**REQUIRED WORK:** Please reproduce the trailer thread word for word, starting at "# Enclosed trailer" and stopping after "a few pics.".

**PAGE TEXT:**
________________________

# Enclosed trailer



## Crawfishie!! (Dec 9, 2009)

Well guys and gals the search has ended....FINALLY!!! I'll be picking up my new enclosed trailer to use to haul our bikes and sleep in. It's a '12 Covered Wagon. Measures 8.5' wide, 20' long and 7.5' inside height. Comes with a 18' awning (not installed yet, still in the box), 2 spare tires and rubber floor. Covering. I'm pretty excited about this purchase. 

Here's a few pics. 

























Mud slinging' and COLD beer drinkin'


----------



## browland (Apr 4, 2009)

Crawfishie!! said:


> Well guys and gals the search has ended....FINALLY!!! I'll be picking up my new enclosed trailer to use to haul our bikes and sleep in. It's a '12 Covered Wagon. Measures 8.5' wide, 20' long and 7.5' inside height. Comes with a 18' awning (not installed yet, still in the box), 2 spare tires and rubber floor. Covering. I'm pretty excited about this purchase.

________________________

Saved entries
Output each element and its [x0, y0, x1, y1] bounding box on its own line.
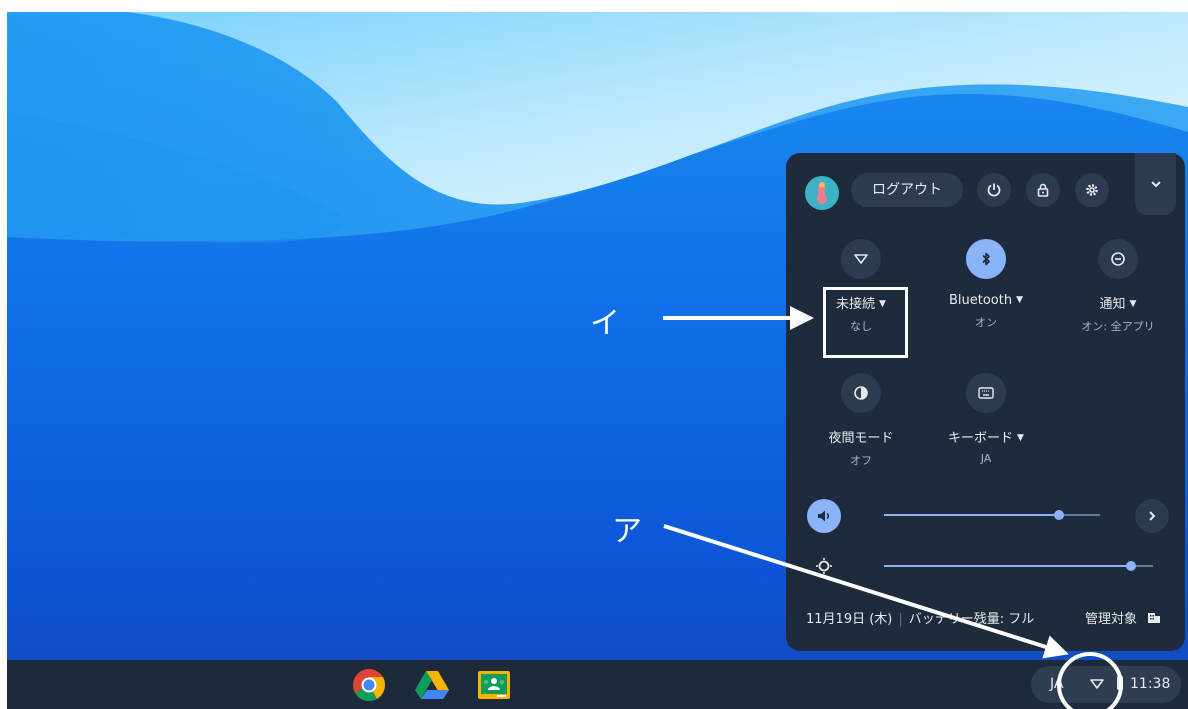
dropdown-caret-icon: ▼: [1017, 433, 1024, 443]
gear-icon: [1086, 184, 1098, 196]
tile-notifications-sublabel: オン: 全アプリ: [1081, 320, 1155, 333]
collapse-button[interactable]: [1135, 153, 1176, 215]
chrome-app[interactable]: [352, 668, 386, 702]
battery-text: バッテリー残量: フル: [908, 612, 1035, 627]
annotation-label-i: イ: [590, 306, 620, 341]
highlight-circle: [1057, 652, 1123, 709]
notification-toggle[interactable]: [1098, 239, 1138, 279]
quick-settings-panel: ログアウト 未接続 ▼ なし Bluetooth ▼ オン 通知 ▼ オン: 全…: [786, 153, 1185, 651]
managed-building-icon: [1148, 613, 1161, 623]
clock-time: 11:38: [1130, 676, 1171, 692]
status-footer: 11月19日 (木) | バッテリー残量: フル: [806, 608, 1034, 627]
lock-button[interactable]: [1026, 173, 1060, 207]
night-light-icon: [854, 386, 868, 400]
brightness-slider[interactable]: [884, 561, 1153, 571]
volume-slider-thumb[interactable]: [1053, 510, 1064, 520]
settings-button[interactable]: [1075, 173, 1109, 207]
dropdown-caret-icon: ▼: [1129, 299, 1137, 309]
night-light-toggle[interactable]: [841, 373, 881, 413]
tile-night-light-label: 夜間モード: [828, 431, 894, 446]
chrome-icon: [353, 669, 386, 702]
bluetooth-toggle[interactable]: [966, 239, 1006, 279]
logout-button[interactable]: ログアウト: [851, 173, 963, 207]
lock-icon: [1037, 183, 1049, 197]
tile-keyboard-label: キーボード: [948, 431, 1014, 446]
tile-keyboard[interactable]: キーボード ▼ JA: [926, 373, 1046, 465]
tile-bluetooth[interactable]: Bluetooth ▼ オン: [926, 239, 1046, 330]
dropdown-caret-icon: ▼: [1016, 295, 1024, 305]
wifi-toggle[interactable]: [841, 239, 881, 279]
google-classroom-icon: [478, 671, 510, 699]
date-text[interactable]: 11月19日 (木): [806, 612, 892, 627]
power-icon: [987, 183, 1001, 197]
power-button[interactable]: [977, 173, 1011, 207]
tile-night-light[interactable]: 夜間モード オフ: [801, 373, 921, 468]
tile-notifications[interactable]: 通知 ▼ オン: 全アプリ: [1058, 239, 1178, 334]
user-avatar[interactable]: [805, 176, 839, 210]
keyboard-toggle[interactable]: [966, 373, 1006, 413]
brightness-slider-thumb[interactable]: [1126, 561, 1137, 571]
notification-icon: [1111, 252, 1125, 266]
google-drive-icon: [415, 671, 449, 699]
brightness-slider-fill: [884, 565, 1132, 567]
tile-bluetooth-label: Bluetooth: [948, 293, 1013, 308]
audio-settings-button[interactable]: [1135, 499, 1169, 533]
volume-icon: [818, 510, 830, 522]
tile-night-light-sublabel: オフ: [850, 454, 872, 467]
chevron-right-icon: [1149, 511, 1156, 521]
volume-slider-fill: [884, 514, 1059, 516]
brightness-icon-wrap: [807, 549, 841, 583]
brightness-icon: [816, 558, 832, 574]
highlight-box: [823, 287, 908, 358]
volume-mute-button[interactable]: [807, 499, 841, 533]
tile-bluetooth-sublabel: オン: [975, 316, 997, 329]
chevron-down-icon: [1150, 181, 1161, 188]
tile-keyboard-sublabel: JA: [980, 452, 992, 465]
desktop: イ ア ログアウト 未接続 ▼ なし Bluetooth ▼ オン 通知 ▼ オ…: [7, 12, 1188, 709]
volume-slider[interactable]: [884, 510, 1100, 520]
managed-status[interactable]: 管理対象: [1085, 608, 1161, 627]
managed-text: 管理対象: [1085, 612, 1138, 627]
google-classroom-app[interactable]: [477, 668, 511, 702]
google-drive-app[interactable]: [415, 668, 449, 702]
annotation-label-a: ア: [612, 514, 642, 549]
keyboard-icon: [978, 387, 994, 399]
wifi-icon: [854, 254, 868, 264]
shelf: JA 11:38: [7, 660, 1188, 709]
tile-notifications-label: 通知: [1099, 297, 1126, 312]
bluetooth-icon: [982, 252, 990, 266]
footer-separator: |: [898, 612, 903, 627]
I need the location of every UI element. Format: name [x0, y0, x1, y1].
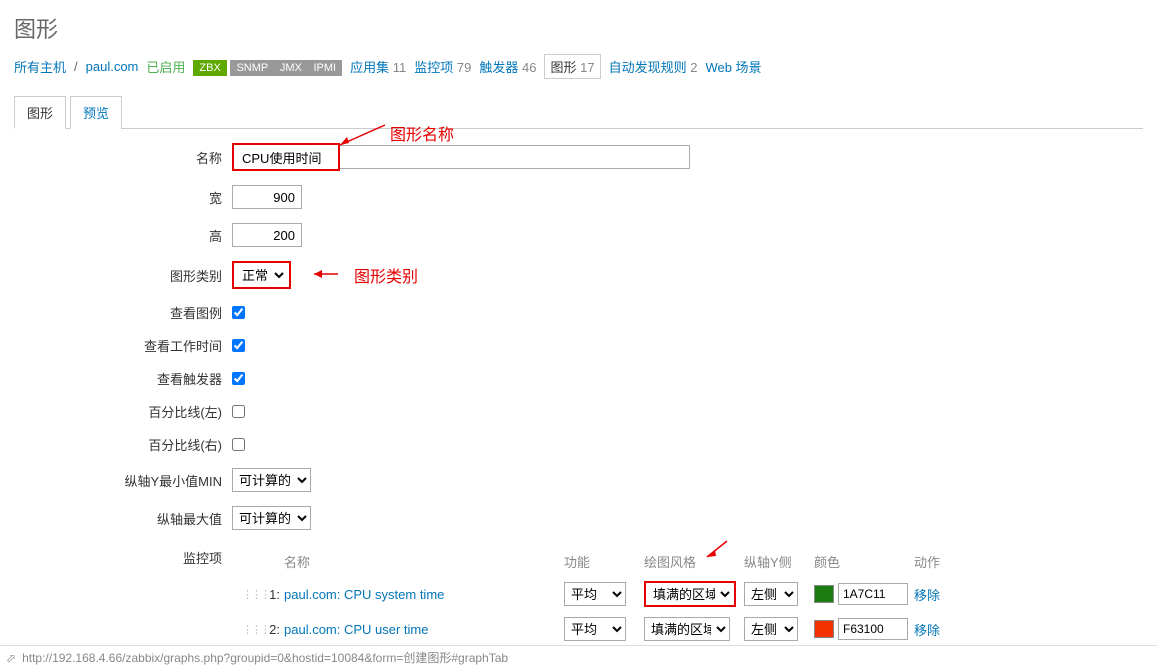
triggers-checkbox[interactable]: [232, 372, 245, 385]
height-input[interactable]: [232, 223, 302, 247]
type-select[interactable]: 正常: [236, 265, 287, 285]
badge-ipmi: IPMI: [307, 60, 342, 76]
width-input[interactable]: [232, 185, 302, 209]
nav-triggers-count: 46: [522, 60, 536, 75]
badge-jmx: JMX: [274, 60, 308, 76]
item-name-link[interactable]: paul.com: CPU system time: [284, 587, 444, 602]
bc-host[interactable]: paul.com: [86, 59, 139, 74]
name-label: 名称: [14, 148, 232, 167]
type-label: 图形类别: [14, 266, 232, 285]
remove-link[interactable]: 移除: [914, 588, 940, 603]
color-input[interactable]: [838, 618, 908, 640]
nav-items[interactable]: 监控项: [414, 60, 453, 75]
worktime-checkbox[interactable]: [232, 339, 245, 352]
bc-sep: /: [74, 59, 78, 74]
arrow-icon: [702, 539, 732, 563]
func-select[interactable]: 平均: [564, 582, 626, 606]
row-num: 1:: [264, 587, 284, 602]
items-label: 监控项: [14, 544, 232, 567]
nav-items-count: 79: [457, 60, 471, 75]
nav-apps-count: 11: [393, 60, 407, 75]
cursor-icon: ⬀: [6, 651, 16, 665]
bc-all-hosts[interactable]: 所有主机: [14, 57, 66, 76]
width-label: 宽: [14, 188, 232, 207]
worktime-label: 查看工作时间: [14, 336, 232, 355]
col-color: 颜色: [814, 552, 914, 571]
triggers-label: 查看触发器: [14, 369, 232, 388]
annotation-type: 图形类别: [354, 263, 418, 287]
drag-handle-icon[interactable]: ⋮⋮⋮: [242, 588, 264, 601]
color-input[interactable]: [838, 583, 908, 605]
arrow-icon: [310, 265, 340, 283]
ymin-select[interactable]: 可计算的: [232, 468, 311, 492]
annotation-name: 图形名称: [390, 121, 454, 145]
drag-handle-icon[interactable]: ⋮⋮⋮: [242, 623, 264, 636]
breadcrumb: 所有主机 / paul.com 已启用 ZBX SNMP JMX IPMI 应用…: [0, 54, 1157, 89]
legend-label: 查看图例: [14, 303, 232, 322]
nav-graphs-current: 图形 17: [544, 54, 600, 79]
height-label: 高: [14, 226, 232, 245]
table-row: ⋮⋮⋮ 1: paul.com: CPU system time 平均 填满的区…: [242, 576, 962, 612]
tab-preview[interactable]: 预览: [70, 96, 122, 129]
arrow-icon: [335, 123, 390, 151]
pl-left-label: 百分比线(左): [14, 402, 232, 421]
side-select[interactable]: 左侧: [744, 582, 798, 606]
col-func: 功能: [564, 552, 644, 571]
remove-link[interactable]: 移除: [914, 623, 940, 638]
ymin-label: 纵轴Y最小值MIN: [14, 471, 232, 490]
style-select[interactable]: 填满的区域: [644, 617, 730, 641]
style-select[interactable]: 填满的区域: [647, 584, 733, 604]
nav-discovery-count: 2: [690, 60, 697, 75]
page-title: 图形: [0, 0, 1157, 54]
col-action: 动作: [914, 552, 954, 571]
nav-discovery[interactable]: 自动发现规则: [609, 60, 687, 75]
nav-triggers[interactable]: 触发器: [479, 60, 518, 75]
pl-right-checkbox[interactable]: [232, 438, 245, 451]
ymax-label: 纵轴最大值: [14, 509, 232, 528]
bc-enabled: 已启用: [146, 57, 185, 76]
nav-web[interactable]: Web 场景: [705, 57, 761, 76]
ymax-select[interactable]: 可计算的: [232, 506, 311, 530]
side-select[interactable]: 左侧: [744, 617, 798, 641]
pl-right-label: 百分比线(右): [14, 435, 232, 454]
pl-left-checkbox[interactable]: [232, 405, 245, 418]
nav-apps[interactable]: 应用集: [350, 60, 389, 75]
tab-graph[interactable]: 图形: [14, 96, 66, 129]
color-swatch[interactable]: [814, 585, 834, 603]
col-side: 纵轴Y侧: [744, 552, 814, 571]
tabs: 图形 预览: [14, 95, 1143, 129]
badge-snmp: SNMP: [230, 60, 274, 76]
func-select[interactable]: 平均: [564, 617, 626, 641]
badge-zbx: ZBX: [193, 60, 226, 76]
name-input[interactable]: [236, 147, 336, 167]
name-input-ext[interactable]: [340, 145, 690, 169]
col-name: 名称: [284, 552, 564, 571]
legend-checkbox[interactable]: [232, 306, 245, 319]
item-name-link[interactable]: paul.com: CPU user time: [284, 622, 429, 637]
row-num: 2:: [264, 622, 284, 637]
table-row: ⋮⋮⋮ 2: paul.com: CPU user time 平均 填满的区域 …: [242, 612, 962, 646]
status-url: http://192.168.4.66/zabbix/graphs.php?gr…: [22, 649, 508, 666]
status-bar: ⬀ http://192.168.4.66/zabbix/graphs.php?…: [0, 645, 1157, 669]
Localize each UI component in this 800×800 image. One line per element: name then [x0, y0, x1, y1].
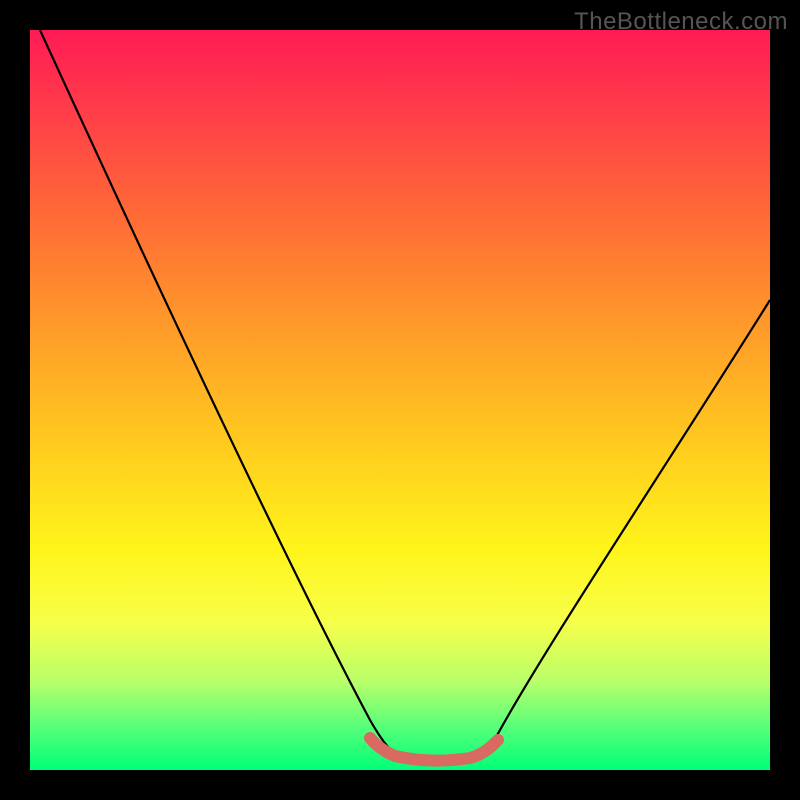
curve-svg	[30, 30, 770, 770]
watermark-text: TheBottleneck.com	[574, 8, 788, 36]
optimal-band-path	[370, 738, 498, 761]
plot-area	[30, 30, 770, 770]
bottleneck-curve-path	[40, 30, 770, 764]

________________________

**OUTPUT BELOW:**
# Enclosed trailer



## Crawfishie!! (Dec 9, 2009)

Well guys and gals the search has ended....FINALLY!!! I'll be picking up my new enclosed trailer to use to haul our bikes and sleep in. It's a '12 Covered Wagon. Measures 8.5' wide, 20' long and 7.5' inside height. Comes with a 18' awning (not installed yet, still in the box), 2 spare tires and rubber floor. Covering. I'm pretty excited about this purchase. 

Here's a few pics.